REQUIREMENTS:
Would you return all of this data exactly, leaving nothing out?

Collected data:
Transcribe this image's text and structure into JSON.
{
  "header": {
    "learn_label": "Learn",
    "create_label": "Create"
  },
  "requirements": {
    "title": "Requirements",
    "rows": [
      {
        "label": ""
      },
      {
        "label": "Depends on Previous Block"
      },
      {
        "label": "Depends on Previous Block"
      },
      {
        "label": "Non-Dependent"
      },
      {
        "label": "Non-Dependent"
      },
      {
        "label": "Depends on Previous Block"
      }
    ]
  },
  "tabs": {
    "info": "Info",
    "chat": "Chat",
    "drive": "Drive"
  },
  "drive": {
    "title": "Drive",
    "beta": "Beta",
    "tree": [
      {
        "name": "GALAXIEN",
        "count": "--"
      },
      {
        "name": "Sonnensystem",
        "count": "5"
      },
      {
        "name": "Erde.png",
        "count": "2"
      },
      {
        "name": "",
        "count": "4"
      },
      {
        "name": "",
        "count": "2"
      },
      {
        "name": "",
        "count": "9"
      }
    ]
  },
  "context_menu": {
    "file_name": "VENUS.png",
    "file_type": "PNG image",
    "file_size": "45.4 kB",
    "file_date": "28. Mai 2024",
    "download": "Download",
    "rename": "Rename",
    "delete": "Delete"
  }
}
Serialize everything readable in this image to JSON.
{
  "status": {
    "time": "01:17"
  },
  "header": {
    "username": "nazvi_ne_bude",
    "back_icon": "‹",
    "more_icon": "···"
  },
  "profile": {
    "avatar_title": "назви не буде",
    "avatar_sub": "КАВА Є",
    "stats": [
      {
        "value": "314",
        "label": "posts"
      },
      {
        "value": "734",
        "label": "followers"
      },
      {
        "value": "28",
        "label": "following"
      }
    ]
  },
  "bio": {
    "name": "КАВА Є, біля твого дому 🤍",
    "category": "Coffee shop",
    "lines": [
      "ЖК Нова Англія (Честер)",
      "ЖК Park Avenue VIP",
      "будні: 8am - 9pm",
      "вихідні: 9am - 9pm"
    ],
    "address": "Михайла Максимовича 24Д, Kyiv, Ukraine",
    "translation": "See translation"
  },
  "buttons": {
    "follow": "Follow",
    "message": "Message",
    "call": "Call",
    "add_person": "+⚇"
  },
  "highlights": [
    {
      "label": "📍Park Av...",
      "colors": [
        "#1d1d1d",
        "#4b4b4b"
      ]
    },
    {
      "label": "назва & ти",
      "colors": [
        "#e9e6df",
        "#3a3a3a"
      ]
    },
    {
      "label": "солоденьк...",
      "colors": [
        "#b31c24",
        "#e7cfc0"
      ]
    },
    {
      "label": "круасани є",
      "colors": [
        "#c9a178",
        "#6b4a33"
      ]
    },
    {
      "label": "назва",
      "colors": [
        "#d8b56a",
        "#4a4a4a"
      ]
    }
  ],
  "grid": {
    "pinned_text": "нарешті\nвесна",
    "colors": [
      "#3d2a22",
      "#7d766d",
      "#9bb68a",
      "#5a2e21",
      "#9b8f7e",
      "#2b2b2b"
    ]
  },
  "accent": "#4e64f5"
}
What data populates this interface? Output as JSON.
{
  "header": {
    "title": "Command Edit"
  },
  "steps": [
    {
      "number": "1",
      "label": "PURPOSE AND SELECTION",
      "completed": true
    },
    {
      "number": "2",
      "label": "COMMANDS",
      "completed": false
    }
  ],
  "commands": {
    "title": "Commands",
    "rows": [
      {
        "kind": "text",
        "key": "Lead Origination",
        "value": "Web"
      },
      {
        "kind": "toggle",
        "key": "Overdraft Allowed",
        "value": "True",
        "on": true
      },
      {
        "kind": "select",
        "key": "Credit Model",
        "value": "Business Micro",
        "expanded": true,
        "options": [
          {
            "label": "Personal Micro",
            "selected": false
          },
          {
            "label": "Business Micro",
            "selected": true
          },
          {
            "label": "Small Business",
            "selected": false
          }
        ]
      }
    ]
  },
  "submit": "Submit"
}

RESPONSE TO THIS TASK:
Transcribe this image's text and structure into JSON.
{
  "header": {
    "learn_label": "Learn",
    "create_label": "Create"
  },
  "requirements": {
    "title": "Requirements",
    "rows": [
      {
        "label": ""
      },
      {
        "label": "Depends on Previous Block"
      },
      {
        "label": "Depends on Previous Block"
      },
      {
        "label": "Non-Dependent"
      },
      {
        "label": "Non-Dependent"
      },
      {
        "label": "Depends on Previous Block"
      }
    ]
  },
  "tabs": {
    "info": "Info",
    "chat": "Chat",
    "drive": "Drive"
  },
  "drive": {
    "title": "Drive",
    "beta": "Beta",
    "tree": [
      {
        "name": "GALAXIEN",
        "count": "--"
      },
      {
        "name": "Sonnensystem",
        "count": "5"
      },
      {
        "name": "Erde.png",
        "count": "2"
      },
      {
        "name": "",
        "count": "4"
      },
      {
        "name": "",
        "count": "2"
      },
      {
        "name": "",
        "count": "9"
      }
    ]
  },
  "context_menu": {
    "file_name": "VENUS.png",
    "file_type": "PNG image",
    "file_size": "45.4 kB",
    "file_date": "28. Mai 2024",
    "download": "Download",
    "rename": "Rename",
    "delete": "Delete"
  }
}
Serialize everything readable in this image to JSON.
{
  "status": {
    "time": "01:17"
  },
  "header": {
    "username": "nazvi_ne_bude",
    "back_icon": "‹",
    "more_icon": "···"
  },
  "profile": {
    "avatar_title": "назви не буде",
    "avatar_sub": "КАВА Є",
    "stats": [
      {
        "value": "314",
        "label": "posts"
      },
      {
        "value": "734",
        "label": "followers"
      },
      {
        "value": "28",
        "label": "following"
      }
    ]
  },
  "bio": {
    "name": "КАВА Є, біля твого дому 🤍",
    "category": "Coffee shop",
    "lines": [
      "ЖК Нова Англія (Честер)",
      "ЖК Park Avenue VIP",
      "будні: 8am - 9pm",
      "вихідні: 9am - 9pm"
    ],
    "address": "Михайла Максимовича 24Д, Kyiv, Ukraine",
    "translation": "See translation"
  },
  "buttons": {
    "follow": "Follow",
    "message": "Message",
    "call": "Call",
    "add_person": "+⚇"
  },
  "highlights": [
    {
      "label": "📍Park Av...",
      "colors": [
        "#1d1d1d",
        "#4b4b4b"
      ]
    },
    {
      "label": "назва & ти",
      "colors": [
        "#e9e6df",
        "#3a3a3a"
      ]
    },
    {
      "label": "солоденьк...",
      "colors": [
        "#b31c24",
        "#e7cfc0"
      ]
    },
    {
      "label": "круасани є",
      "colors": [
        "#c9a178",
        "#6b4a33"
      ]
    },
    {
      "label": "назва",
      "colors": [
        "#d8b56a",
        "#4a4a4a"
      ]
    }
  ],
  "grid": {
    "pinned_text": "нарешті\nвесна",
    "colors": [
      "#3d2a22",
      "#7d766d",
      "#9bb68a",
      "#5a2e21",
      "#9b8f7e",
      "#2b2b2b"
    ]
  },
  "accent": "#4e64f5"
}
What data populates this interface? Output as JSON.
{
  "header": {
    "title": "Command Edit"
  },
  "steps": [
    {
      "number": "1",
      "label": "PURPOSE AND SELECTION",
      "completed": true
    },
    {
      "number": "2",
      "label": "COMMANDS",
      "completed": false
    }
  ],
  "commands": {
    "title": "Commands",
    "rows": [
      {
        "kind": "text",
        "key": "Lead Origination",
        "value": "Web"
      },
      {
        "kind": "toggle",
        "key": "Overdraft Allowed",
        "value": "True",
        "on": true
      },
      {
        "kind": "select",
        "key": "Credit Model",
        "value": "Business Micro",
        "expanded": true,
        "options": [
          {
            "label": "Personal Micro",
            "selected": false
          },
          {
            "label": "Business Micro",
            "selected": true
          },
          {
            "label": "Small Business",
            "selected": false
          }
        ]
      }
    ]
  },
  "submit": "Submit"
}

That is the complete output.